[start of PROVIDED INFORMATION]

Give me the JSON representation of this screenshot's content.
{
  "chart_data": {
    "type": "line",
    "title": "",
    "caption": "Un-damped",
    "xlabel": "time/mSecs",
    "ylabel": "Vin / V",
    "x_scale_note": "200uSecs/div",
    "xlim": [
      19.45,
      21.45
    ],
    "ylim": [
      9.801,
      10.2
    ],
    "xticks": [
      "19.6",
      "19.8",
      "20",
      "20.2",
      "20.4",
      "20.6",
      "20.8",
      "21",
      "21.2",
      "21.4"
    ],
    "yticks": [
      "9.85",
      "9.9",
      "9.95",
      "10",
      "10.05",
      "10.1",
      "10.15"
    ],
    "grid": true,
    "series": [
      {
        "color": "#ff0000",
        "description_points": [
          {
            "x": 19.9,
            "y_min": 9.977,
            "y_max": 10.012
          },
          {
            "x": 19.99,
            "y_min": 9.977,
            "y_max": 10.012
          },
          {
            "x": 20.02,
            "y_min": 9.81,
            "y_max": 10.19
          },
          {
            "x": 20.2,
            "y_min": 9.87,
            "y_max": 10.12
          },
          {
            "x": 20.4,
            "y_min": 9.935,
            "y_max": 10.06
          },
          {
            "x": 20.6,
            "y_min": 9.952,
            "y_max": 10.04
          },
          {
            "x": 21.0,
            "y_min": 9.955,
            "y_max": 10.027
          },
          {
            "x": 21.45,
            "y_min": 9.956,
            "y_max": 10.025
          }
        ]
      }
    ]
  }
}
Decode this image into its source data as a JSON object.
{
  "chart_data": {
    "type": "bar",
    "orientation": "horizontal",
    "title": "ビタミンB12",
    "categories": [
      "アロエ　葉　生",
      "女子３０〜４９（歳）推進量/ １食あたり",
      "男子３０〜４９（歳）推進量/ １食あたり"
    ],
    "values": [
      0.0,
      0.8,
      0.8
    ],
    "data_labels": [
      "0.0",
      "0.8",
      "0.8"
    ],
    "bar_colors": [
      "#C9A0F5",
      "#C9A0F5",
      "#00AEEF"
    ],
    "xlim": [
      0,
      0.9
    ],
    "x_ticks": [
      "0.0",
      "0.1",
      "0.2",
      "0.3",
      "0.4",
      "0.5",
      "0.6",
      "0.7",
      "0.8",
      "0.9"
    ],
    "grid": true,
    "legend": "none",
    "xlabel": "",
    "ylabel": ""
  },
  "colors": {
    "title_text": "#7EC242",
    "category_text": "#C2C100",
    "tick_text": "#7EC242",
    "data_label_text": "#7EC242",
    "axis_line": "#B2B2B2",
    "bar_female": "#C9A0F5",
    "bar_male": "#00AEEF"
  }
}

[end of PROVIDED INFORMATION]

▶ **PROBLEM REQUIREMENTS**
Return each entry from the material above exactly as it appears.

▶ **RESULT**
Give me the JSON representation of this screenshot's content.
{
  "chart_data": {
    "type": "line",
    "title": "",
    "caption": "Un-damped",
    "xlabel": "time/mSecs",
    "ylabel": "Vin / V",
    "x_scale_note": "200uSecs/div",
    "xlim": [
      19.45,
      21.45
    ],
    "ylim": [
      9.801,
      10.2
    ],
    "xticks": [
      "19.6",
      "19.8",
      "20",
      "20.2",
      "20.4",
      "20.6",
      "20.8",
      "21",
      "21.2",
      "21.4"
    ],
    "yticks": [
      "9.85",
      "9.9",
      "9.95",
      "10",
      "10.05",
      "10.1",
      "10.15"
    ],
    "grid": true,
    "series": [
      {
        "color": "#ff0000",
        "description_points": [
          {
            "x": 19.9,
            "y_min": 9.977,
            "y_max": 10.012
          },
          {
            "x": 19.99,
            "y_min": 9.977,
            "y_max": 10.012
          },
          {
            "x": 20.02,
            "y_min": 9.81,
            "y_max": 10.19
          },
          {
            "x": 20.2,
            "y_min": 9.87,
            "y_max": 10.12
          },
          {
            "x": 20.4,
            "y_min": 9.935,
            "y_max": 10.06
          },
          {
            "x": 20.6,
            "y_min": 9.952,
            "y_max": 10.04
          },
          {
            "x": 21.0,
            "y_min": 9.955,
            "y_max": 10.027
          },
          {
            "x": 21.45,
            "y_min": 9.956,
            "y_max": 10.025
          }
        ]
      }
    ]
  }
}
Decode this image into its source data as a JSON object.
{
  "chart_data": {
    "type": "bar",
    "orientation": "horizontal",
    "title": "ビタミンB12",
    "categories": [
      "アロエ　葉　生",
      "女子３０〜４９（歳）推進量/ １食あたり",
      "男子３０〜４９（歳）推進量/ １食あたり"
    ],
    "values": [
      0.0,
      0.8,
      0.8
    ],
    "data_labels": [
      "0.0",
      "0.8",
      "0.8"
    ],
    "bar_colors": [
      "#C9A0F5",
      "#C9A0F5",
      "#00AEEF"
    ],
    "xlim": [
      0,
      0.9
    ],
    "x_ticks": [
      "0.0",
      "0.1",
      "0.2",
      "0.3",
      "0.4",
      "0.5",
      "0.6",
      "0.7",
      "0.8",
      "0.9"
    ],
    "grid": true,
    "legend": "none",
    "xlabel": "",
    "ylabel": ""
  },
  "colors": {
    "title_text": "#7EC242",
    "category_text": "#C2C100",
    "tick_text": "#7EC242",
    "data_label_text": "#7EC242",
    "axis_line": "#B2B2B2",
    "bar_female": "#C9A0F5",
    "bar_male": "#00AEEF"
  }
}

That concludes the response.